Some records
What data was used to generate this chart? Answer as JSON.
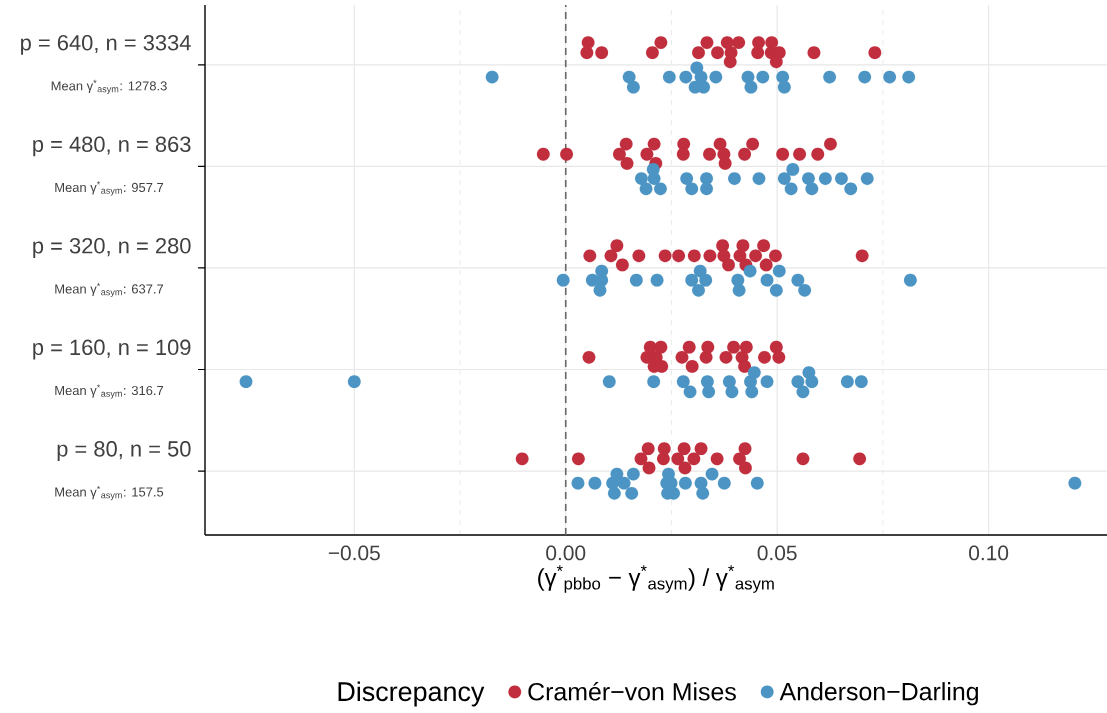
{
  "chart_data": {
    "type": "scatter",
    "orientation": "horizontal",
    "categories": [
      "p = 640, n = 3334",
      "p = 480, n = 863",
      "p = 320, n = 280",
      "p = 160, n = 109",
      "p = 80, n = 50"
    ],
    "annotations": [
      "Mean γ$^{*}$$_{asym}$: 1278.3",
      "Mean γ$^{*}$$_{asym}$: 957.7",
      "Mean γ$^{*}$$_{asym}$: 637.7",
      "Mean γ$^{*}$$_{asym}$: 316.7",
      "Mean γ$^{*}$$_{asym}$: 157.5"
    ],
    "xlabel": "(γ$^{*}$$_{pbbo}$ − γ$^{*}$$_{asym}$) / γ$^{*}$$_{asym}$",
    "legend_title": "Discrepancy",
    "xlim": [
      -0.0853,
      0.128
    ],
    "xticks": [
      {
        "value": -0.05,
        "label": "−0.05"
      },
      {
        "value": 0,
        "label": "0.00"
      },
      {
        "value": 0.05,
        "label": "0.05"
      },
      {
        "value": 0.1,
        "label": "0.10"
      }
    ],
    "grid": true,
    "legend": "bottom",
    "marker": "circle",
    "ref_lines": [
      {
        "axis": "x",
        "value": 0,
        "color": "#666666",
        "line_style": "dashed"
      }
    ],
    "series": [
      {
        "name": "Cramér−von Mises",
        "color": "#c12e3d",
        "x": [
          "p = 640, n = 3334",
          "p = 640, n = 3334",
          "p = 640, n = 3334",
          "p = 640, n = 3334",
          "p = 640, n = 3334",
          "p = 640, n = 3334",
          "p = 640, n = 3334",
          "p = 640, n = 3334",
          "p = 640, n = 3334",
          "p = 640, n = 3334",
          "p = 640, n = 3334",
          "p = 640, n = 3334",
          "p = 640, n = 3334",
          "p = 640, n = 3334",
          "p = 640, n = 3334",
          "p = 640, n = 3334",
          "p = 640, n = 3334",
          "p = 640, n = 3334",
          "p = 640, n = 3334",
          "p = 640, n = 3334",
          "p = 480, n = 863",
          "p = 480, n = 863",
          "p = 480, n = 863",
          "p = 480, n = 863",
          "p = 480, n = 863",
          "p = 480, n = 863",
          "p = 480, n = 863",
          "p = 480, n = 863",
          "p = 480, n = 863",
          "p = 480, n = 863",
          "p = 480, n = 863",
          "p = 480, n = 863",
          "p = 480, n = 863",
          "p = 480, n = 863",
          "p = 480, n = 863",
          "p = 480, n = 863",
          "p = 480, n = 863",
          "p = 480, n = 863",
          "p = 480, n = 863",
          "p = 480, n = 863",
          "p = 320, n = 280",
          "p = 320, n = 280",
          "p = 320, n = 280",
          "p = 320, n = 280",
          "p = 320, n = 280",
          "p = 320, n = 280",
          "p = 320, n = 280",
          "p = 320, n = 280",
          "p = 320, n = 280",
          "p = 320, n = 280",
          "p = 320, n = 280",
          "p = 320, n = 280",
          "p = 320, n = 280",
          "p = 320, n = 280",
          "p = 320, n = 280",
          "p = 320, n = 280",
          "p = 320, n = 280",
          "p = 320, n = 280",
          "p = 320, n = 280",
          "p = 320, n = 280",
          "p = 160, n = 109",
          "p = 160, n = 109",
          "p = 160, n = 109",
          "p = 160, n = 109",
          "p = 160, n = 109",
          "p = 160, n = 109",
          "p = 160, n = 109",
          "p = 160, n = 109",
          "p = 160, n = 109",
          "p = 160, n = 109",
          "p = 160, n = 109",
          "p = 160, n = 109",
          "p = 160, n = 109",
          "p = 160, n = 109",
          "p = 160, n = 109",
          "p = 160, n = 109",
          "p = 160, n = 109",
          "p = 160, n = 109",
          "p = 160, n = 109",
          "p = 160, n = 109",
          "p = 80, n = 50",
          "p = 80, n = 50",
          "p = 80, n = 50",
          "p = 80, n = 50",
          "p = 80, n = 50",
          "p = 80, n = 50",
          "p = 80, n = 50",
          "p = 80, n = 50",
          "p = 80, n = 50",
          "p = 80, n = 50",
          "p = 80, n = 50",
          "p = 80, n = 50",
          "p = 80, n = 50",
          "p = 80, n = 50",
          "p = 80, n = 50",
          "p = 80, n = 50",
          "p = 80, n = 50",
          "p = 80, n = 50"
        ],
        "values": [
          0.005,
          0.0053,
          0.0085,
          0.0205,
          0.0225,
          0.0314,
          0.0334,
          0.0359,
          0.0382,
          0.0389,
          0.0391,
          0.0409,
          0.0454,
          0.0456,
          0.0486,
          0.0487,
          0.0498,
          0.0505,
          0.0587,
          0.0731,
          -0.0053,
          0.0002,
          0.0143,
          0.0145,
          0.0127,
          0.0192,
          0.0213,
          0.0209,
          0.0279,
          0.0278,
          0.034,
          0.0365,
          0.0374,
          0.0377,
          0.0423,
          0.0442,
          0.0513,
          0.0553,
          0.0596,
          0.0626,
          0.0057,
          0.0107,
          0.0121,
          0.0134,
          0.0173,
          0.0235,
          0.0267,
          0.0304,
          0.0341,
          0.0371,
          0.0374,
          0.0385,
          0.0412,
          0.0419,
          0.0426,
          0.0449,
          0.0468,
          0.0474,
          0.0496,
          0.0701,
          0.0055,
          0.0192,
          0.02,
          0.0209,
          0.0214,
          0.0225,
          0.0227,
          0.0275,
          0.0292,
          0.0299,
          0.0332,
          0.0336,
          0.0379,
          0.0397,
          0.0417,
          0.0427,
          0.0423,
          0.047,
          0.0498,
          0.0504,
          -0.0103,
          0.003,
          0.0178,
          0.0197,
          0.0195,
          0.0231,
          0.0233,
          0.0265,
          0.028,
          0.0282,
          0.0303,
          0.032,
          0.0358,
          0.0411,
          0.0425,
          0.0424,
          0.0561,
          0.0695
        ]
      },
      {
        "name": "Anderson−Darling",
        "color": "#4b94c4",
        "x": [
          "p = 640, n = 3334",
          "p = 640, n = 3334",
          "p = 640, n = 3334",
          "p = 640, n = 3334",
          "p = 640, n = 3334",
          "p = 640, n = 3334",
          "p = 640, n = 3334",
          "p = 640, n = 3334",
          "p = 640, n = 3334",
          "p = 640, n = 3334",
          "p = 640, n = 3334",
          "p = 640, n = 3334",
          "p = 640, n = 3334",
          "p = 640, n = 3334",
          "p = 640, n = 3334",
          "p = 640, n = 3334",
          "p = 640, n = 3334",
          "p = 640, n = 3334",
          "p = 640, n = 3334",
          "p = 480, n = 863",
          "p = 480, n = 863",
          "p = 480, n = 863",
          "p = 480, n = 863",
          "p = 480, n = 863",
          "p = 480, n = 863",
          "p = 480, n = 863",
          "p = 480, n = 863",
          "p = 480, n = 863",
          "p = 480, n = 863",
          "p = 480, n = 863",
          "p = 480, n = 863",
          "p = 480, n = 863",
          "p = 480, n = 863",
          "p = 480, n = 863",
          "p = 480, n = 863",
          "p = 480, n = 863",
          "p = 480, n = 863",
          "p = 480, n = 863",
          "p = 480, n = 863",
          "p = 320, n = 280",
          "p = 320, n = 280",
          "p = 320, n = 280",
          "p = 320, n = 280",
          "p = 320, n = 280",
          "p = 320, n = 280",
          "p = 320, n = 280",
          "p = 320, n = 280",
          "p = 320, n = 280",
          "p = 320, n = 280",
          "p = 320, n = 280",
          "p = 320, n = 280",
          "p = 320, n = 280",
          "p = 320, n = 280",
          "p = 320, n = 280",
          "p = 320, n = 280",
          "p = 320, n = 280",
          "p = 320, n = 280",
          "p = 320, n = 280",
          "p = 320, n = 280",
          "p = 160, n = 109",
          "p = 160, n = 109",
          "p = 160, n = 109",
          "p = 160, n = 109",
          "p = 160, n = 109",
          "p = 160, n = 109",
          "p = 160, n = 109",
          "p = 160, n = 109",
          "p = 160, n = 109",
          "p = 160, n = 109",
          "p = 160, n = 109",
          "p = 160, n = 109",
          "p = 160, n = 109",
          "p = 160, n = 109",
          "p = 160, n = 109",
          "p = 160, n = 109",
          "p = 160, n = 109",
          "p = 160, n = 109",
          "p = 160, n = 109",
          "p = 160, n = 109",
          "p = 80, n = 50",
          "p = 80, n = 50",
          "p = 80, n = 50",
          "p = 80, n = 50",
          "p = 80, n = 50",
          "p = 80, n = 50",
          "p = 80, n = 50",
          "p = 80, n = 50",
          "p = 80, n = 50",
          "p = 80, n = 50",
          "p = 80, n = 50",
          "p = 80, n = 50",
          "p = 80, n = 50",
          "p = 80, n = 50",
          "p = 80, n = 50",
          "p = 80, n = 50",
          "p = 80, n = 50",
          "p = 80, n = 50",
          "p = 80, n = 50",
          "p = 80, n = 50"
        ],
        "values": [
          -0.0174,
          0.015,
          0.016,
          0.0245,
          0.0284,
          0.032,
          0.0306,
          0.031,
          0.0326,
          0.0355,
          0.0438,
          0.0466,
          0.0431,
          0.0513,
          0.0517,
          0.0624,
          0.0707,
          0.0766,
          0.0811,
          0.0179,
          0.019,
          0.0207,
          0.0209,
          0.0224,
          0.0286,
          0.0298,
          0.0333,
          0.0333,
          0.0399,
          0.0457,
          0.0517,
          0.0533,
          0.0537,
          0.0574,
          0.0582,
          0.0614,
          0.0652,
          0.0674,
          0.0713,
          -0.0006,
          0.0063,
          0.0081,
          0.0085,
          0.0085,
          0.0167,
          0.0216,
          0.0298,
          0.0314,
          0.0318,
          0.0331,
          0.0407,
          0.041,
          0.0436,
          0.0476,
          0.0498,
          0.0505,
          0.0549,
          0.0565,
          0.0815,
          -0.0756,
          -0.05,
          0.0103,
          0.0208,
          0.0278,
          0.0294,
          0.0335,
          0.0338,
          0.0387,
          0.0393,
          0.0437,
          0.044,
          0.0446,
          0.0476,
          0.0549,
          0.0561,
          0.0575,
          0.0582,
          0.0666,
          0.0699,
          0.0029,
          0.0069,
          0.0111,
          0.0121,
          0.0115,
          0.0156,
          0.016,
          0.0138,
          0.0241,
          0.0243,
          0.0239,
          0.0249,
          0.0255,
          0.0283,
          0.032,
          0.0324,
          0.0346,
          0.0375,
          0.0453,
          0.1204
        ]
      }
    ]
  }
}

Exercise brief =
Each line that contains the string "name" counts once; say how many there are and nothing else.

Full response =
2